JOB: What lines of the data include the string "Weer"? Copy them all.

Extracted records:
□ □ □
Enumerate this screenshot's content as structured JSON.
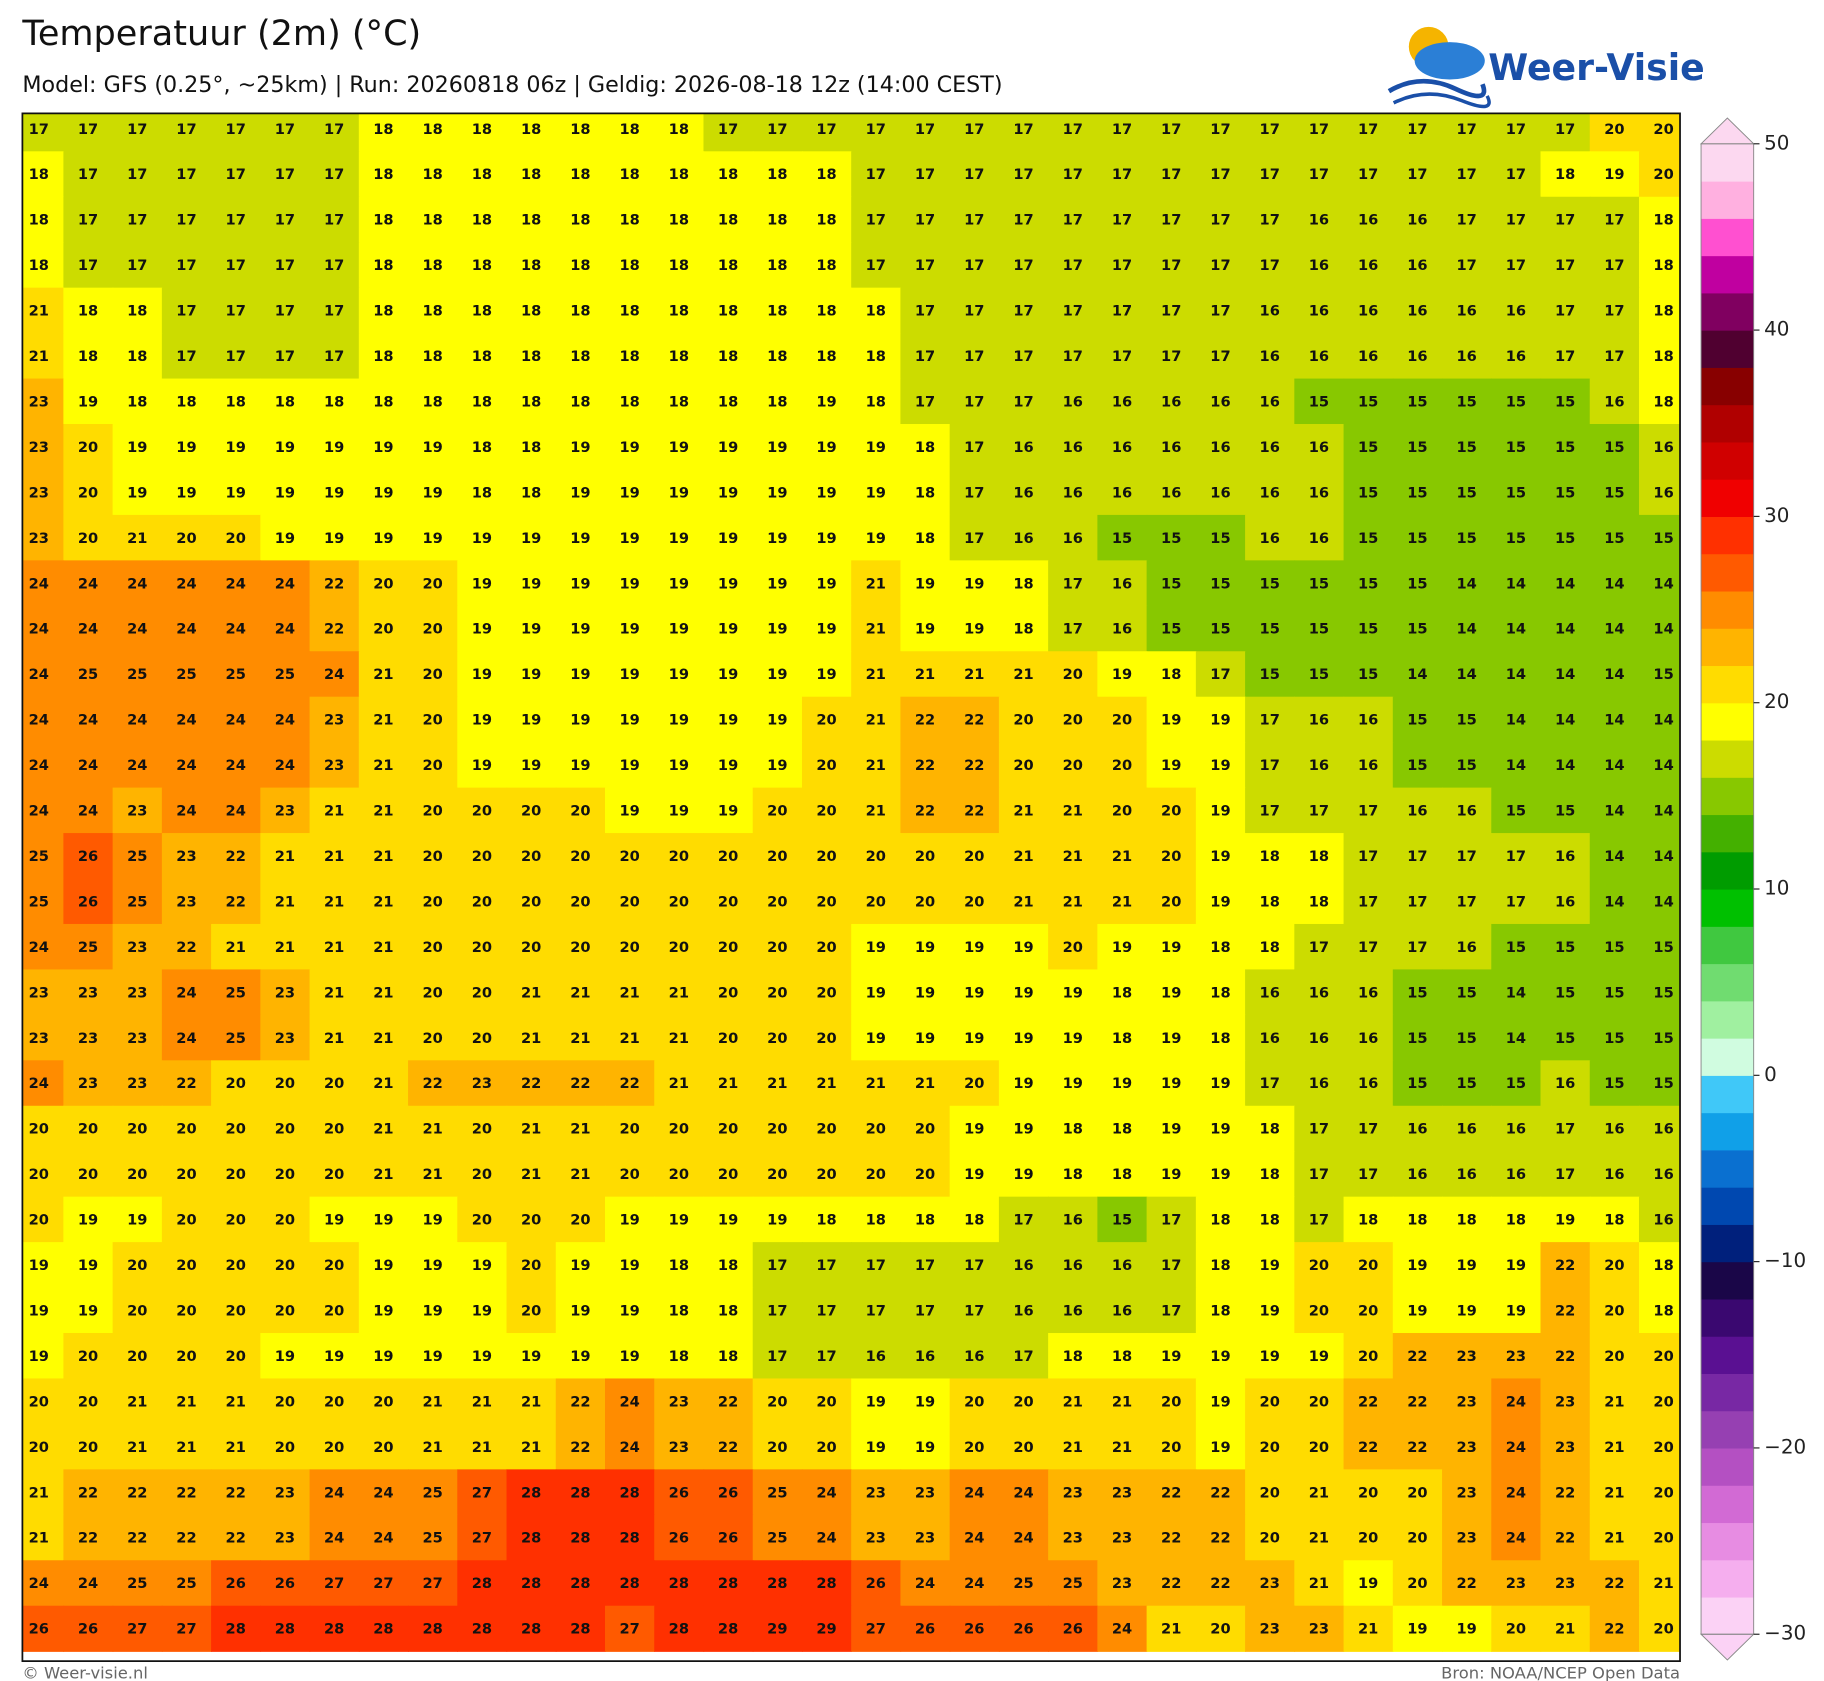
{
  "header": {
    "title": "Temperatuur (2m) (°C)",
    "subtitle": "Model: GFS (0.25°, ~25km)  |  Run: 20260818 06z  |  Geldig: 2026-08-18 12z (14:00 CEST)",
    "logo": "Weer-Visie"
  },
  "map": {
    "grid": [
      [
        17,
        17,
        17,
        17,
        17,
        17,
        17,
        18,
        18,
        18,
        18,
        18,
        18,
        18,
        17,
        17,
        17,
        17,
        17,
        17,
        17,
        17,
        17,
        17,
        17,
        17,
        17,
        17,
        17,
        17,
        17,
        17,
        20,
        20
      ],
      [
        18,
        17,
        17,
        17,
        17,
        17,
        17,
        18,
        18,
        18,
        18,
        18,
        18,
        18,
        18,
        18,
        18,
        17,
        17,
        17,
        17,
        17,
        17,
        17,
        17,
        17,
        17,
        17,
        17,
        17,
        17,
        18,
        19,
        20
      ],
      [
        18,
        17,
        17,
        17,
        17,
        17,
        17,
        18,
        18,
        18,
        18,
        18,
        18,
        18,
        18,
        18,
        18,
        17,
        17,
        17,
        17,
        17,
        17,
        17,
        17,
        17,
        16,
        16,
        16,
        17,
        17,
        17,
        17,
        18
      ],
      [
        18,
        17,
        17,
        17,
        17,
        17,
        17,
        18,
        18,
        18,
        18,
        18,
        18,
        18,
        18,
        18,
        18,
        17,
        17,
        17,
        17,
        17,
        17,
        17,
        17,
        17,
        16,
        16,
        16,
        17,
        17,
        17,
        17,
        18
      ],
      [
        21,
        18,
        18,
        17,
        17,
        17,
        17,
        18,
        18,
        18,
        18,
        18,
        18,
        18,
        18,
        18,
        18,
        18,
        17,
        17,
        17,
        17,
        17,
        17,
        17,
        16,
        16,
        16,
        16,
        16,
        16,
        17,
        17,
        18
      ],
      [
        21,
        18,
        18,
        17,
        17,
        17,
        17,
        18,
        18,
        18,
        18,
        18,
        18,
        18,
        18,
        18,
        18,
        18,
        17,
        17,
        17,
        17,
        17,
        17,
        17,
        16,
        16,
        16,
        16,
        16,
        16,
        17,
        17,
        18
      ],
      [
        23,
        19,
        18,
        18,
        18,
        18,
        18,
        18,
        18,
        18,
        18,
        18,
        18,
        18,
        18,
        18,
        19,
        18,
        17,
        17,
        17,
        16,
        16,
        16,
        16,
        16,
        15,
        15,
        15,
        15,
        15,
        15,
        16,
        18
      ],
      [
        23,
        20,
        19,
        19,
        19,
        19,
        19,
        19,
        19,
        18,
        18,
        19,
        19,
        19,
        19,
        19,
        19,
        19,
        18,
        17,
        16,
        16,
        16,
        16,
        16,
        16,
        16,
        15,
        15,
        15,
        15,
        15,
        15,
        16
      ],
      [
        23,
        20,
        19,
        19,
        19,
        19,
        19,
        19,
        19,
        18,
        18,
        19,
        19,
        19,
        19,
        19,
        19,
        19,
        18,
        17,
        16,
        16,
        16,
        16,
        16,
        16,
        16,
        15,
        15,
        15,
        15,
        15,
        15,
        16
      ],
      [
        23,
        20,
        21,
        20,
        20,
        19,
        19,
        19,
        19,
        19,
        19,
        19,
        19,
        19,
        19,
        19,
        19,
        19,
        18,
        17,
        16,
        16,
        15,
        15,
        15,
        16,
        16,
        15,
        15,
        15,
        15,
        15,
        15,
        15
      ],
      [
        24,
        24,
        24,
        24,
        24,
        24,
        22,
        20,
        20,
        19,
        19,
        19,
        19,
        19,
        19,
        19,
        19,
        21,
        19,
        19,
        18,
        17,
        16,
        15,
        15,
        15,
        15,
        15,
        15,
        14,
        14,
        14,
        14,
        14
      ],
      [
        24,
        24,
        24,
        24,
        24,
        24,
        22,
        20,
        20,
        19,
        19,
        19,
        19,
        19,
        19,
        19,
        19,
        21,
        19,
        19,
        18,
        17,
        16,
        15,
        15,
        15,
        15,
        15,
        15,
        14,
        14,
        14,
        14,
        14
      ],
      [
        24,
        25,
        25,
        25,
        25,
        25,
        24,
        21,
        20,
        19,
        19,
        19,
        19,
        19,
        19,
        19,
        19,
        21,
        21,
        21,
        21,
        20,
        19,
        18,
        17,
        15,
        15,
        15,
        14,
        14,
        14,
        14,
        14,
        15
      ],
      [
        24,
        24,
        24,
        24,
        24,
        24,
        23,
        21,
        20,
        19,
        19,
        19,
        19,
        19,
        19,
        19,
        20,
        21,
        22,
        22,
        20,
        20,
        20,
        19,
        19,
        17,
        16,
        16,
        15,
        15,
        14,
        14,
        14,
        14
      ],
      [
        24,
        24,
        24,
        24,
        24,
        24,
        23,
        21,
        20,
        19,
        19,
        19,
        19,
        19,
        19,
        19,
        20,
        21,
        22,
        22,
        20,
        20,
        20,
        19,
        19,
        17,
        16,
        16,
        15,
        15,
        14,
        14,
        14,
        14
      ],
      [
        24,
        24,
        23,
        24,
        24,
        23,
        21,
        21,
        20,
        20,
        20,
        20,
        19,
        19,
        19,
        20,
        20,
        21,
        22,
        22,
        21,
        21,
        20,
        20,
        19,
        17,
        17,
        17,
        16,
        16,
        15,
        15,
        14,
        14
      ],
      [
        25,
        26,
        25,
        23,
        22,
        21,
        21,
        21,
        20,
        20,
        20,
        20,
        20,
        20,
        20,
        20,
        20,
        20,
        20,
        20,
        21,
        21,
        21,
        20,
        19,
        18,
        18,
        17,
        17,
        17,
        17,
        16,
        14,
        14
      ],
      [
        25,
        26,
        25,
        23,
        22,
        21,
        21,
        21,
        20,
        20,
        20,
        20,
        20,
        20,
        20,
        20,
        20,
        20,
        20,
        20,
        21,
        21,
        21,
        20,
        19,
        18,
        18,
        17,
        17,
        17,
        17,
        16,
        14,
        14
      ],
      [
        24,
        25,
        23,
        22,
        21,
        21,
        21,
        21,
        20,
        20,
        20,
        20,
        20,
        20,
        20,
        20,
        20,
        19,
        19,
        19,
        19,
        20,
        19,
        19,
        18,
        18,
        17,
        17,
        17,
        16,
        15,
        15,
        15,
        15
      ],
      [
        23,
        23,
        23,
        24,
        25,
        23,
        21,
        21,
        20,
        20,
        21,
        21,
        21,
        21,
        20,
        20,
        20,
        19,
        19,
        19,
        19,
        19,
        18,
        19,
        18,
        16,
        16,
        16,
        15,
        15,
        14,
        15,
        15,
        15
      ],
      [
        23,
        23,
        23,
        24,
        25,
        23,
        21,
        21,
        20,
        20,
        21,
        21,
        21,
        21,
        20,
        20,
        20,
        19,
        19,
        19,
        19,
        19,
        18,
        19,
        18,
        16,
        16,
        16,
        15,
        15,
        14,
        15,
        15,
        15
      ],
      [
        24,
        23,
        23,
        22,
        20,
        20,
        20,
        21,
        22,
        23,
        22,
        22,
        22,
        21,
        21,
        21,
        21,
        21,
        21,
        20,
        19,
        19,
        19,
        19,
        19,
        17,
        16,
        16,
        15,
        15,
        15,
        16,
        15,
        15
      ],
      [
        20,
        20,
        20,
        20,
        20,
        20,
        20,
        21,
        21,
        20,
        21,
        21,
        20,
        20,
        20,
        20,
        20,
        20,
        20,
        19,
        19,
        18,
        18,
        19,
        19,
        18,
        17,
        17,
        16,
        16,
        16,
        17,
        16,
        16
      ],
      [
        20,
        20,
        20,
        20,
        20,
        20,
        20,
        21,
        21,
        20,
        21,
        21,
        20,
        20,
        20,
        20,
        20,
        20,
        20,
        19,
        19,
        18,
        18,
        19,
        19,
        18,
        17,
        17,
        16,
        16,
        16,
        17,
        16,
        16
      ],
      [
        20,
        19,
        19,
        20,
        20,
        20,
        19,
        19,
        19,
        20,
        20,
        20,
        19,
        19,
        19,
        19,
        18,
        18,
        18,
        18,
        17,
        16,
        15,
        17,
        18,
        18,
        17,
        18,
        18,
        18,
        18,
        19,
        18,
        16
      ],
      [
        19,
        19,
        20,
        20,
        20,
        20,
        20,
        19,
        19,
        19,
        20,
        19,
        19,
        18,
        18,
        17,
        17,
        17,
        17,
        17,
        16,
        16,
        16,
        17,
        18,
        19,
        20,
        20,
        19,
        19,
        19,
        22,
        20,
        18
      ],
      [
        19,
        19,
        20,
        20,
        20,
        20,
        20,
        19,
        19,
        19,
        20,
        19,
        19,
        18,
        18,
        17,
        17,
        17,
        17,
        17,
        16,
        16,
        16,
        17,
        18,
        19,
        20,
        20,
        19,
        19,
        19,
        22,
        20,
        18
      ],
      [
        19,
        20,
        20,
        20,
        20,
        19,
        19,
        19,
        19,
        19,
        19,
        19,
        19,
        18,
        18,
        17,
        17,
        16,
        16,
        16,
        17,
        18,
        18,
        19,
        19,
        19,
        19,
        20,
        22,
        23,
        23,
        22,
        20,
        20
      ],
      [
        20,
        20,
        21,
        21,
        21,
        20,
        20,
        20,
        21,
        21,
        21,
        22,
        24,
        23,
        22,
        20,
        20,
        19,
        19,
        20,
        20,
        21,
        21,
        20,
        19,
        20,
        20,
        22,
        22,
        23,
        24,
        23,
        21,
        20
      ],
      [
        20,
        20,
        21,
        21,
        21,
        20,
        20,
        20,
        21,
        21,
        21,
        22,
        24,
        23,
        22,
        20,
        20,
        19,
        19,
        20,
        20,
        21,
        21,
        20,
        19,
        20,
        20,
        22,
        22,
        23,
        24,
        23,
        21,
        20
      ],
      [
        21,
        22,
        22,
        22,
        22,
        23,
        24,
        24,
        25,
        27,
        28,
        28,
        28,
        26,
        26,
        25,
        24,
        23,
        23,
        24,
        24,
        23,
        23,
        22,
        22,
        20,
        21,
        20,
        20,
        23,
        24,
        22,
        21,
        20
      ],
      [
        21,
        22,
        22,
        22,
        22,
        23,
        24,
        24,
        25,
        27,
        28,
        28,
        28,
        26,
        26,
        25,
        24,
        23,
        23,
        24,
        24,
        23,
        23,
        22,
        22,
        20,
        21,
        20,
        20,
        23,
        24,
        22,
        21,
        20
      ],
      [
        24,
        24,
        25,
        25,
        26,
        26,
        27,
        27,
        27,
        28,
        28,
        28,
        28,
        28,
        28,
        28,
        28,
        26,
        24,
        24,
        25,
        25,
        23,
        22,
        22,
        23,
        21,
        19,
        20,
        22,
        23,
        23,
        22,
        21
      ],
      [
        26,
        26,
        27,
        27,
        28,
        28,
        28,
        28,
        28,
        28,
        28,
        28,
        27,
        28,
        28,
        29,
        29,
        27,
        26,
        26,
        26,
        26,
        24,
        21,
        20,
        23,
        23,
        21,
        19,
        19,
        20,
        21,
        22,
        20
      ]
    ],
    "colorbar": {
      "lim": [
        -30,
        50
      ],
      "ticks": [
        50,
        40,
        30,
        20,
        10,
        0,
        {
          "value": -10,
          "label": "−10"
        },
        {
          "value": -20,
          "label": "−20"
        },
        {
          "value": -30,
          "label": "−30"
        }
      ],
      "colors": [
        "#fbd2f5",
        "#f5aeee",
        "#e78ce2",
        "#d26ad4",
        "#b450c2",
        "#9640b2",
        "#7828a4",
        "#5a1092",
        "#3a0870",
        "#1a0648",
        "#00207c",
        "#0048b0",
        "#0a70d0",
        "#10a0e8",
        "#40c8f8",
        "#d0fce0",
        "#a0f0a0",
        "#70dc70",
        "#40c840",
        "#00c000",
        "#009c00",
        "#44b000",
        "#88c800",
        "#ccdc00",
        "#ffff00",
        "#ffdc00",
        "#ffb400",
        "#ff8c00",
        "#ff5a00",
        "#ff3000",
        "#f00000",
        "#d00000",
        "#b00000",
        "#880000",
        "#500030",
        "#800060",
        "#c000a0",
        "#ff50d0",
        "#ffb0e0",
        "#fcd8f0"
      ]
    }
  },
  "footer": {
    "credit": "© Weer-visie.nl",
    "source": "Bron: NOAA/NCEP Open Data"
  }
}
□ □ □
REPLY TO THE TASK:
    "logo": "Weer-Visie"
    "credit": "© Weer-visie.nl",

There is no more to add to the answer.